[Extracted entries start]
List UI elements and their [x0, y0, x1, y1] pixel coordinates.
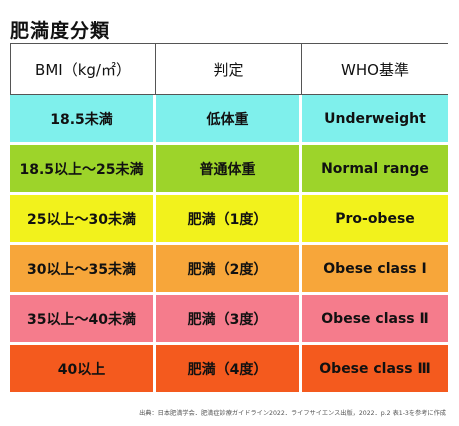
who-category-cell: Pro-obese — [302, 195, 448, 245]
table-row: 35以上～40未満 肥満（3度） Obese class Ⅱ — [10, 295, 448, 345]
source-note: 出典：日本肥満学会．肥満症診療ガイドライン2022．ライフサイエンス出版，202… — [139, 410, 446, 417]
judgment-cell: 肥満（1度） — [156, 195, 302, 245]
who-category-cell: Obese class Ⅱ — [302, 295, 448, 345]
bmi-range-cell: 30以上～35未満 — [10, 245, 156, 295]
bmi-range-cell: 18.5以上～25未満 — [10, 145, 156, 195]
bmi-range-cell: 18.5未満 — [10, 95, 156, 145]
who-category-cell: Normal range — [302, 145, 448, 195]
table-header: BMI（kg/㎡） 判定 WHO基準 — [10, 43, 448, 95]
bmi-range-cell: 35以上～40未満 — [10, 295, 156, 345]
page-title: 肥満度分類 — [10, 20, 111, 42]
bmi-range-cell: 25以上～30未満 — [10, 195, 156, 245]
who-category-cell: Obese class Ⅲ — [302, 345, 448, 395]
judgment-cell: 肥満（3度） — [156, 295, 302, 345]
who-category-cell: Obese class Ⅰ — [302, 245, 448, 295]
table-row: 18.5以上～25未満 普通体重 Normal range — [10, 145, 448, 195]
judgment-cell: 肥満（2度） — [156, 245, 302, 295]
header-row: BMI（kg/㎡） 判定 WHO基準 — [10, 43, 448, 95]
table-row: 40以上 肥満（4度） Obese class Ⅲ — [10, 345, 448, 395]
table-row: 25以上～30未満 肥満（1度） Pro-obese — [10, 195, 448, 245]
header-bmi: BMI（kg/㎡） — [10, 43, 156, 95]
bmi-classification-table: BMI（kg/㎡） 判定 WHO基準 18.5未満 低体重 Underweigh… — [10, 43, 448, 395]
judgment-cell: 低体重 — [156, 95, 302, 145]
header-who: WHO基準 — [302, 43, 448, 95]
table-row: 18.5未満 低体重 Underweight — [10, 95, 448, 145]
who-category-cell: Underweight — [302, 95, 448, 145]
table-body: 18.5未満 低体重 Underweight 18.5以上～25未満 普通体重 … — [10, 95, 448, 395]
bmi-range-cell: 40以上 — [10, 345, 156, 395]
judgment-cell: 普通体重 — [156, 145, 302, 195]
judgment-cell: 肥満（4度） — [156, 345, 302, 395]
table-row: 30以上～35未満 肥満（2度） Obese class Ⅰ — [10, 245, 448, 295]
header-judgment: 判定 — [156, 43, 302, 95]
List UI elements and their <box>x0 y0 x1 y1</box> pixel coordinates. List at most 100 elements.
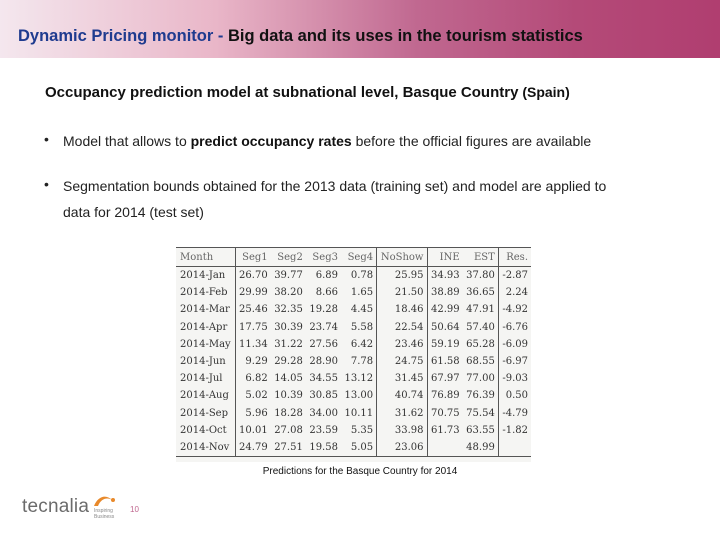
table-row: 2014-Oct 10.01 27.08 23.59 5.35 33.98 61.73 63.… <box>176 421 531 439</box>
value-cell: 38.20 <box>274 287 303 299</box>
value-cell: 36.65 <box>462 284 499 302</box>
value-cell: 70.75 <box>431 407 460 419</box>
value-cell: 34.00 <box>309 407 338 419</box>
table-caption: Predictions for the Basque Country for 2… <box>262 466 458 477</box>
value-cell: -4.92 <box>502 304 528 316</box>
table-row: 2014-Nov 24.79 27.51 19.58 5.05 23.06 48.99 <box>176 438 531 458</box>
value-cell: 7.78 <box>340 352 378 371</box>
slide-title-main: Dynamic Pricing monitor <box>18 27 214 45</box>
value-cell: 24.79 <box>235 438 271 458</box>
value-cell: 57.40 <box>462 318 499 336</box>
column-header: Res. <box>498 247 531 267</box>
slide-title: Dynamic Pricing monitor - Big data and i… <box>18 27 583 46</box>
bullet-marker: • <box>44 176 49 192</box>
value-cell: 18.28 <box>274 407 303 419</box>
value-cell: 75.54 <box>462 404 499 422</box>
value-cell: 31.62 <box>376 404 428 422</box>
table-row: 2014-Feb 29.99 38.20 8.66 1.65 21.50 38.89 36.6… <box>176 284 531 302</box>
column-header: Seg3 <box>305 247 341 267</box>
value-cell: 10.11 <box>340 404 378 422</box>
column-header: NoShow <box>376 247 428 267</box>
value-cell: 63.55 <box>462 421 499 439</box>
value-cell: 65.28 <box>462 335 499 353</box>
bullet-2-line-1: Segmentation bounds obtained for the 201… <box>63 178 607 194</box>
bullet-item-2: Segmentation bounds obtained for the 201… <box>63 173 606 225</box>
value-cell: 14.05 <box>274 373 303 385</box>
table-row: 2014-Jul 6.82 14.05 34.55 13.12 31.45 67.97 77.… <box>176 370 531 388</box>
slide-subtitle: Occupancy prediction model at subnationa… <box>45 84 570 101</box>
value-cell: 30.85 <box>309 390 338 402</box>
bullet-1-suffix: before the official figures are availabl… <box>351 133 592 149</box>
value-cell: 59.19 <box>431 338 460 350</box>
value-cell: 29.99 <box>239 287 268 299</box>
value-cell: 4.45 <box>340 301 378 319</box>
bullet-item-1: Model that allows to predict occupancy r… <box>63 128 591 154</box>
value-cell: 38.89 <box>431 287 460 299</box>
value-cell: 77.00 <box>462 370 499 388</box>
value-cell: 25.46 <box>239 304 268 316</box>
value-cell: 5.35 <box>340 421 378 439</box>
value-cell: -6.97 <box>502 356 528 368</box>
month-cell: 2014-Apr <box>176 318 236 336</box>
value-cell: 23.59 <box>309 424 338 436</box>
value-cell: 28.90 <box>309 356 338 368</box>
header-bar <box>0 0 720 58</box>
month-cell: 2014-Jan <box>176 266 236 285</box>
value-cell: -6.09 <box>502 338 528 350</box>
value-cell: 18.46 <box>376 301 428 319</box>
month-cell: 2014-Oct <box>176 421 236 439</box>
value-cell: 26.70 <box>239 270 268 282</box>
column-header: Seg2 <box>270 247 306 267</box>
value-cell: 19.28 <box>309 304 338 316</box>
value-cell: 8.66 <box>315 287 338 299</box>
value-cell: 61.58 <box>431 356 460 368</box>
value-cell <box>498 438 531 458</box>
subtitle-main: Occupancy prediction model at subnationa… <box>45 84 519 101</box>
value-cell: 1.65 <box>340 284 378 302</box>
value-cell: -9.03 <box>502 373 528 385</box>
value-cell: 11.34 <box>239 338 268 350</box>
value-cell: 27.51 <box>270 438 306 458</box>
value-cell: -6.76 <box>502 321 528 333</box>
value-cell: 76.39 <box>462 387 499 405</box>
value-cell: 17.75 <box>239 321 268 333</box>
value-cell: 34.55 <box>309 373 338 385</box>
value-cell: 27.56 <box>309 338 338 350</box>
column-header: Seg1 <box>235 247 271 267</box>
table-body: 2014-Jan 26.70 39.77 6.89 0.78 25.95 34.93 37.8… <box>176 266 531 458</box>
value-cell: 5.02 <box>245 390 268 402</box>
table-row: 2014-Mar 25.46 32.35 19.28 4.45 18.46 42.99 47.… <box>176 301 531 319</box>
value-cell: 40.74 <box>376 387 428 405</box>
page-number: 10 <box>130 505 139 514</box>
logo-tagline: Inspiring Business <box>94 508 115 520</box>
occupancy-table-image: Month Seg1 Seg2 Seg3 Seg4 NoShow INE EST… <box>176 247 531 462</box>
table-row: 2014-May 11.34 31.22 27.56 6.42 23.46 59.19 65.… <box>176 335 531 353</box>
value-cell: 25.95 <box>376 266 428 285</box>
value-cell: 47.91 <box>462 301 499 319</box>
value-cell: 61.73 <box>431 424 460 436</box>
month-cell: 2014-Jul <box>176 370 236 388</box>
value-cell: 0.78 <box>340 266 378 285</box>
bullet-1-prefix: Model that allows to <box>63 133 191 149</box>
value-cell: 39.77 <box>274 270 303 282</box>
value-cell: 30.39 <box>274 321 303 333</box>
value-cell: 9.29 <box>245 356 268 368</box>
month-cell: 2014-Aug <box>176 387 236 405</box>
column-header: Month <box>176 247 236 267</box>
occupancy-table: Month Seg1 Seg2 Seg3 Seg4 NoShow INE EST… <box>176 247 531 458</box>
table-row: 2014-Apr 17.75 30.39 23.74 5.58 22.54 50.64 57.… <box>176 318 531 336</box>
month-cell: 2014-Nov <box>176 438 236 458</box>
subtitle-region: (Spain) <box>518 84 570 100</box>
value-cell: 22.54 <box>376 318 428 336</box>
column-header: EST <box>462 247 499 267</box>
value-cell: 27.08 <box>274 424 303 436</box>
value-cell: 50.64 <box>431 321 460 333</box>
value-cell: 29.28 <box>274 356 303 368</box>
value-cell: 33.98 <box>376 421 428 439</box>
month-cell: 2014-Sep <box>176 404 236 422</box>
value-cell: 10.01 <box>239 424 268 436</box>
value-cell: 68.55 <box>462 352 499 371</box>
value-cell: -1.82 <box>502 424 528 436</box>
value-cell: 5.96 <box>245 407 268 419</box>
value-cell <box>427 438 463 458</box>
[Extracted entries end]
Directions >> Copy the lines from the start of the records through the line that contains "List UI elements and their <box>x0", both ends included. Leave the pictures out.

Solution below >>
List UI elements and their [x0, y0, x1, y1] pixel coordinates.
who-category-cell: Pro-obese — [302, 195, 448, 245]
table-row: 35以上～40未満 肥満（3度） Obese class Ⅱ — [10, 295, 448, 345]
source-note: 出典：日本肥満学会．肥満症診療ガイドライン2022．ライフサイエンス出版，202… — [139, 410, 446, 417]
judgment-cell: 肥満（1度） — [156, 195, 302, 245]
who-category-cell: Obese class Ⅱ — [302, 295, 448, 345]
bmi-range-cell: 30以上～35未満 — [10, 245, 156, 295]
bmi-range-cell: 18.5以上～25未満 — [10, 145, 156, 195]
bmi-range-cell: 18.5未満 — [10, 95, 156, 145]
who-category-cell: Normal range — [302, 145, 448, 195]
table-header: BMI（kg/㎡） 判定 WHO基準 — [10, 43, 448, 95]
bmi-range-cell: 35以上～40未満 — [10, 295, 156, 345]
page-title: 肥満度分類 — [10, 20, 111, 42]
bmi-range-cell: 25以上～30未満 — [10, 195, 156, 245]
who-category-cell: Obese class Ⅲ — [302, 345, 448, 395]
judgment-cell: 肥満（3度） — [156, 295, 302, 345]
who-category-cell: Obese class Ⅰ — [302, 245, 448, 295]
table-row: 18.5以上～25未満 普通体重 Normal range — [10, 145, 448, 195]
judgment-cell: 肥満（2度） — [156, 245, 302, 295]
header-row: BMI（kg/㎡） 判定 WHO基準 — [10, 43, 448, 95]
table-row: 40以上 肥満（4度） Obese class Ⅲ — [10, 345, 448, 395]
table-row: 25以上～30未満 肥満（1度） Pro-obese — [10, 195, 448, 245]
header-bmi: BMI（kg/㎡） — [10, 43, 156, 95]
bmi-classification-table: BMI（kg/㎡） 判定 WHO基準 18.5未満 低体重 Underweigh… — [10, 43, 448, 395]
judgment-cell: 低体重 — [156, 95, 302, 145]
header-who: WHO基準 — [302, 43, 448, 95]
table-row: 18.5未満 低体重 Underweight — [10, 95, 448, 145]
who-category-cell: Underweight — [302, 95, 448, 145]
table-body: 18.5未満 低体重 Underweight 18.5以上～25未満 普通体重 … — [10, 95, 448, 395]
bmi-range-cell: 40以上 — [10, 345, 156, 395]
judgment-cell: 普通体重 — [156, 145, 302, 195]
judgment-cell: 肥満（4度） — [156, 345, 302, 395]
table-row: 30以上～35未満 肥満（2度） Obese class Ⅰ — [10, 245, 448, 295]
header-judgment: 判定 — [156, 43, 302, 95]
List UI elements and their <box>x0 y0 x1 y1</box> pixel coordinates. List at most 100 elements.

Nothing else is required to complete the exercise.